[BEGIN DATA ENTRIES]
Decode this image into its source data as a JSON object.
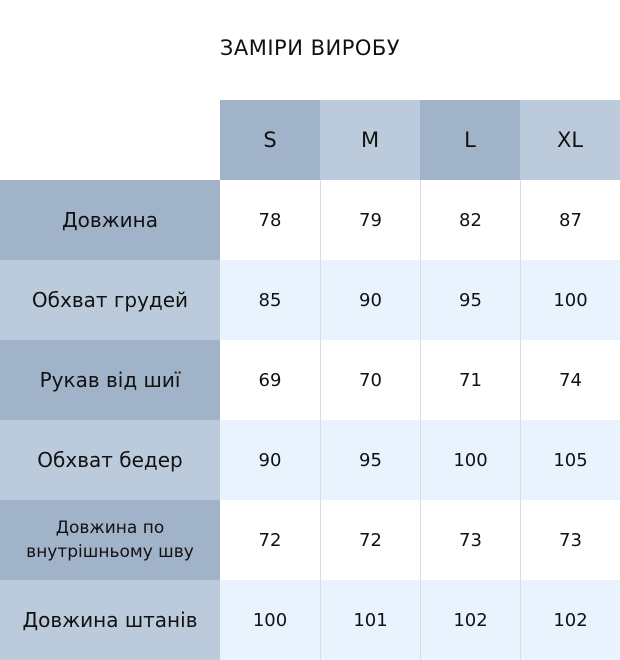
{
  "title": "ЗАМІРИ ВИРОБУ",
  "colors": {
    "header_dark": "#a1b3c9",
    "header_light": "#bccbdc",
    "row_alt": "#e8f3fd"
  },
  "sizes": [
    "S",
    "M",
    "L",
    "XL"
  ],
  "rows": [
    {
      "label": "Довжина",
      "values": [
        "78",
        "79",
        "82",
        "87"
      ]
    },
    {
      "label": "Обхват грудей",
      "values": [
        "85",
        "90",
        "95",
        "100"
      ]
    },
    {
      "label": "Рукав від шиї",
      "values": [
        "69",
        "70",
        "71",
        "74"
      ]
    },
    {
      "label": "Обхват бедер",
      "values": [
        "90",
        "95",
        "100",
        "105"
      ]
    },
    {
      "label": "Довжина по внутрішньому шву",
      "values": [
        "72",
        "72",
        "73",
        "73"
      ]
    },
    {
      "label": "Довжина штанів",
      "values": [
        "100",
        "101",
        "102",
        "102"
      ]
    }
  ]
}
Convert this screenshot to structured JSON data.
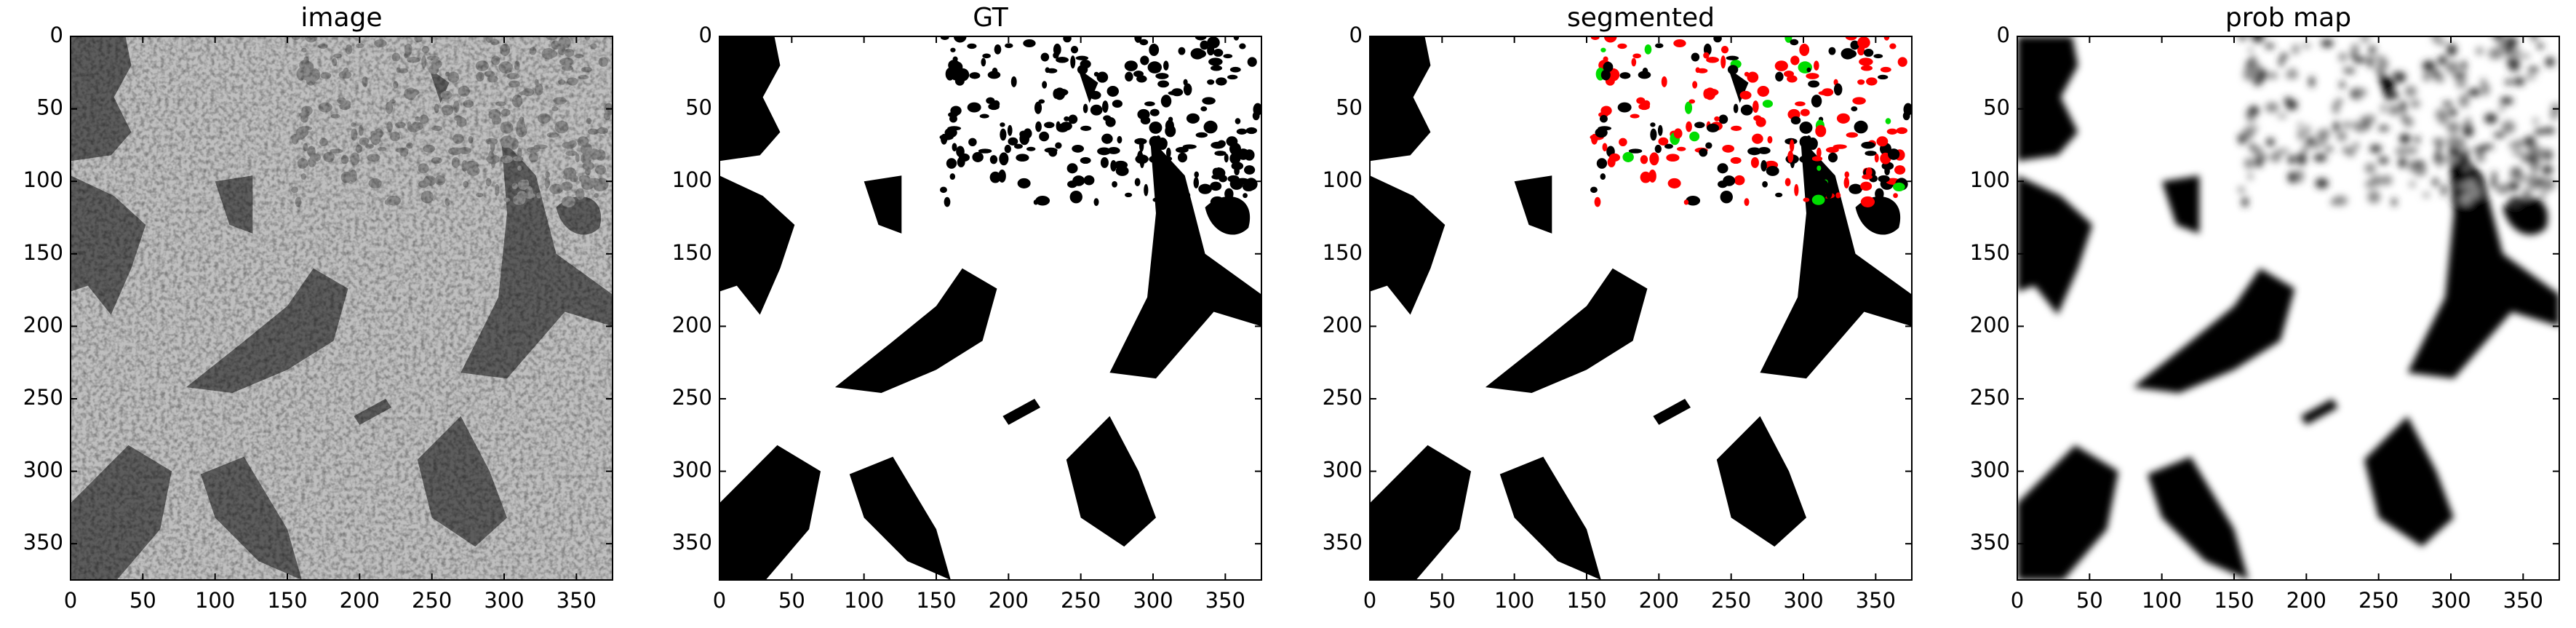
{
  "chart_data": [
    {
      "type": "image",
      "title": "image",
      "xlim": [
        0,
        375
      ],
      "ylim": [
        375,
        0
      ],
      "xticks": [
        0,
        50,
        100,
        150,
        200,
        250,
        300,
        350
      ],
      "yticks": [
        0,
        50,
        100,
        150,
        200,
        250,
        300,
        350
      ]
    },
    {
      "type": "image",
      "title": "GT",
      "xlim": [
        0,
        375
      ],
      "ylim": [
        375,
        0
      ],
      "xticks": [
        0,
        50,
        100,
        150,
        200,
        250,
        300,
        350
      ],
      "yticks": [
        0,
        50,
        100,
        150,
        200,
        250,
        300,
        350
      ]
    },
    {
      "type": "image",
      "title": "segmented",
      "xlim": [
        0,
        375
      ],
      "ylim": [
        375,
        0
      ],
      "xticks": [
        0,
        50,
        100,
        150,
        200,
        250,
        300,
        350
      ],
      "yticks": [
        0,
        50,
        100,
        150,
        200,
        250,
        300,
        350
      ]
    },
    {
      "type": "image",
      "title": "prob map",
      "xlim": [
        0,
        375
      ],
      "ylim": [
        375,
        0
      ],
      "xticks": [
        0,
        50,
        100,
        150,
        200,
        250,
        300,
        350
      ],
      "yticks": [
        0,
        50,
        100,
        150,
        200,
        250,
        300,
        350
      ]
    }
  ]
}
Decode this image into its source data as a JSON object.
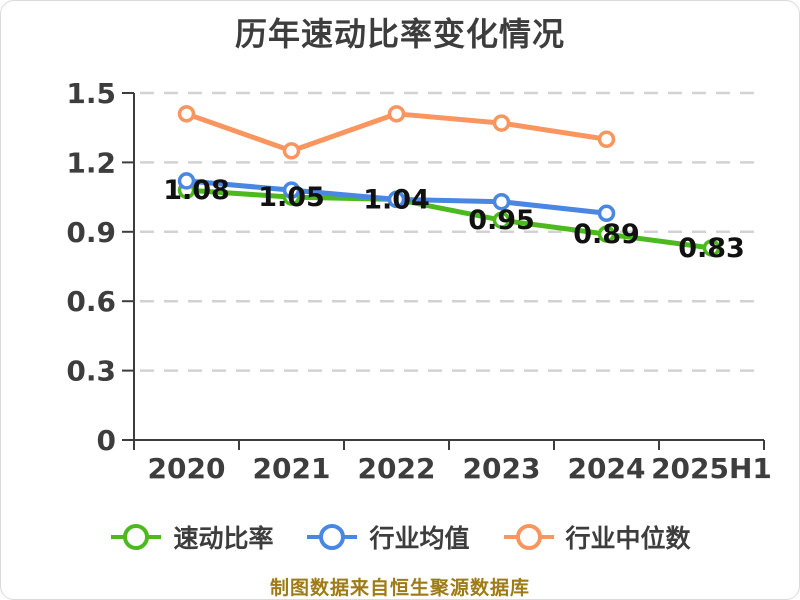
{
  "page": {
    "title": "历年速动比率变化情况",
    "caption": "制图数据来自恒生聚源数据库"
  },
  "colors": {
    "background": "#ffffff",
    "border": "#dadada",
    "title_text": "#3d3d3d",
    "axis_text": "#3d3d3d",
    "gridline": "#d2d2d2",
    "data_label": "#111111",
    "caption_text": "#9e7b16",
    "quick_ratio_green": "#4cba1f",
    "industry_avg_blue": "#4a87e2",
    "industry_median_orange": "#f9965f"
  },
  "chart_data": {
    "type": "line",
    "title": "历年速动比率变化情况",
    "categories": [
      "2020",
      "2021",
      "2022",
      "2023",
      "2024",
      "2025H1"
    ],
    "series": [
      {
        "name": "速动比率",
        "color": "#4cba1f",
        "values": [
          1.08,
          1.05,
          1.04,
          0.95,
          0.89,
          0.83
        ],
        "data_labels": [
          "1.08",
          "1.05",
          "1.04",
          "0.95",
          "0.89",
          "0.83"
        ]
      },
      {
        "name": "行业均值",
        "color": "#4a87e2",
        "values": [
          1.12,
          1.08,
          1.04,
          1.03,
          0.98,
          null
        ],
        "data_labels": null
      },
      {
        "name": "行业中位数",
        "color": "#f9965f",
        "values": [
          1.41,
          1.25,
          1.41,
          1.37,
          1.3,
          null
        ],
        "data_labels": null
      }
    ],
    "ylim": [
      0,
      1.5
    ],
    "yticks": [
      0,
      0.3,
      0.6,
      0.9,
      1.2,
      1.5
    ],
    "grid": true,
    "grid_style": "dashed",
    "legend_position": "bottom",
    "xlabel": "",
    "ylabel": ""
  }
}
[END DATA ENTRIES]
TASK TO COMPLETE: Without including any pictures, output all the entries above exactly.

WRITTEN RESPONSE:
Decode this image into its source data as a JSON object.
{
  "title": "ЗАМІРИ ВИРОБУ",
  "colors": {
    "header_dark": "#a1b3c9",
    "header_light": "#bccbdc",
    "row_alt": "#e8f3fd"
  },
  "sizes": [
    "S",
    "M",
    "L",
    "XL"
  ],
  "rows": [
    {
      "label": "Довжина",
      "values": [
        "78",
        "79",
        "82",
        "87"
      ]
    },
    {
      "label": "Обхват грудей",
      "values": [
        "85",
        "90",
        "95",
        "100"
      ]
    },
    {
      "label": "Рукав від шиї",
      "values": [
        "69",
        "70",
        "71",
        "74"
      ]
    },
    {
      "label": "Обхват бедер",
      "values": [
        "90",
        "95",
        "100",
        "105"
      ]
    },
    {
      "label": "Довжина по внутрішньому шву",
      "values": [
        "72",
        "72",
        "73",
        "73"
      ]
    },
    {
      "label": "Довжина штанів",
      "values": [
        "100",
        "101",
        "102",
        "102"
      ]
    }
  ]
}
Convert this screenshot to structured JSON data.
{
  "chart_data": [
    {
      "type": "image",
      "title": "image",
      "xlim": [
        0,
        375
      ],
      "ylim": [
        375,
        0
      ],
      "xticks": [
        0,
        50,
        100,
        150,
        200,
        250,
        300,
        350
      ],
      "yticks": [
        0,
        50,
        100,
        150,
        200,
        250,
        300,
        350
      ]
    },
    {
      "type": "image",
      "title": "GT",
      "xlim": [
        0,
        375
      ],
      "ylim": [
        375,
        0
      ],
      "xticks": [
        0,
        50,
        100,
        150,
        200,
        250,
        300,
        350
      ],
      "yticks": [
        0,
        50,
        100,
        150,
        200,
        250,
        300,
        350
      ]
    },
    {
      "type": "image",
      "title": "segmented",
      "xlim": [
        0,
        375
      ],
      "ylim": [
        375,
        0
      ],
      "xticks": [
        0,
        50,
        100,
        150,
        200,
        250,
        300,
        350
      ],
      "yticks": [
        0,
        50,
        100,
        150,
        200,
        250,
        300,
        350
      ]
    },
    {
      "type": "image",
      "title": "prob map",
      "xlim": [
        0,
        375
      ],
      "ylim": [
        375,
        0
      ],
      "xticks": [
        0,
        50,
        100,
        150,
        200,
        250,
        300,
        350
      ],
      "yticks": [
        0,
        50,
        100,
        150,
        200,
        250,
        300,
        350
      ]
    }
  ]
}
Decode this image into its source data as a JSON object.
{
  "page": {
    "title": "历年速动比率变化情况",
    "caption": "制图数据来自恒生聚源数据库"
  },
  "colors": {
    "background": "#ffffff",
    "border": "#dadada",
    "title_text": "#3d3d3d",
    "axis_text": "#3d3d3d",
    "gridline": "#d2d2d2",
    "data_label": "#111111",
    "caption_text": "#9e7b16",
    "quick_ratio_green": "#4cba1f",
    "industry_avg_blue": "#4a87e2",
    "industry_median_orange": "#f9965f"
  },
  "chart_data": {
    "type": "line",
    "title": "历年速动比率变化情况",
    "categories": [
      "2020",
      "2021",
      "2022",
      "2023",
      "2024",
      "2025H1"
    ],
    "series": [
      {
        "name": "速动比率",
        "color": "#4cba1f",
        "values": [
          1.08,
          1.05,
          1.04,
          0.95,
          0.89,
          0.83
        ],
        "data_labels": [
          "1.08",
          "1.05",
          "1.04",
          "0.95",
          "0.89",
          "0.83"
        ]
      },
      {
        "name": "行业均值",
        "color": "#4a87e2",
        "values": [
          1.12,
          1.08,
          1.04,
          1.03,
          0.98,
          null
        ],
        "data_labels": null
      },
      {
        "name": "行业中位数",
        "color": "#f9965f",
        "values": [
          1.41,
          1.25,
          1.41,
          1.37,
          1.3,
          null
        ],
        "data_labels": null
      }
    ],
    "ylim": [
      0,
      1.5
    ],
    "yticks": [
      0,
      0.3,
      0.6,
      0.9,
      1.2,
      1.5
    ],
    "grid": true,
    "grid_style": "dashed",
    "legend_position": "bottom",
    "xlabel": "",
    "ylabel": ""
  }
}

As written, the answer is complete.